_SET TASK_.
Of all the lines in this data, how many include "обеспечения"? Respond with the number only.

_ _ _ _ _ _ _

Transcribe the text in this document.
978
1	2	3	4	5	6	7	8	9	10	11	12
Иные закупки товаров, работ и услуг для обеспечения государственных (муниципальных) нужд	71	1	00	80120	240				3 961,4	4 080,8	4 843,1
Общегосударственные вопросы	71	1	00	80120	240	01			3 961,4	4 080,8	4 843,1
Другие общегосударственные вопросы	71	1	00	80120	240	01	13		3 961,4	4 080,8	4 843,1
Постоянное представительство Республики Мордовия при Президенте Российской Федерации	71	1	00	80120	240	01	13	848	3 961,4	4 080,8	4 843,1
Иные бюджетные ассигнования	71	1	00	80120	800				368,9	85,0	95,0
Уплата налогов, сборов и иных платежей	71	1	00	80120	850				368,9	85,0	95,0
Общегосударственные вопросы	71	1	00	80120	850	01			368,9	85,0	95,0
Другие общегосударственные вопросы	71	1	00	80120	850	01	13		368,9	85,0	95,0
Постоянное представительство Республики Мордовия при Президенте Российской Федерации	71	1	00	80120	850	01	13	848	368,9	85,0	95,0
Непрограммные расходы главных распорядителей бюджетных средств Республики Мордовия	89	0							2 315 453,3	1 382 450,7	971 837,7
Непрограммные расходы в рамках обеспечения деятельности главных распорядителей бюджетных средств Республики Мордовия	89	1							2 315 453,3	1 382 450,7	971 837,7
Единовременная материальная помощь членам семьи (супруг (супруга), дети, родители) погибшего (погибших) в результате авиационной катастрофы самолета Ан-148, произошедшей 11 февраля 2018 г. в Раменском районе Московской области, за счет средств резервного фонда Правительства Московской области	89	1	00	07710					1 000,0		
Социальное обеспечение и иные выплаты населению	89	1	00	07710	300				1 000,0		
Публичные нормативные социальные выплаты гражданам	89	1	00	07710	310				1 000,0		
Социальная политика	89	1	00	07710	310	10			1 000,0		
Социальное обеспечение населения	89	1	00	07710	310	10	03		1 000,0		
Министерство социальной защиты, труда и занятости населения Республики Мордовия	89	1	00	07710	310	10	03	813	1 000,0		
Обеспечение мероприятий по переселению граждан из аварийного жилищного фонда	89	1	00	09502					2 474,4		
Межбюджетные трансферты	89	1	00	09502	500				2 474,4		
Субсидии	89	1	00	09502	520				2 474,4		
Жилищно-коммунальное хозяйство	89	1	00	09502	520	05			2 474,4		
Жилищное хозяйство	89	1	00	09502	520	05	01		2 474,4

_ _ _ _ _ _ _

_RESULT BELOW_.
2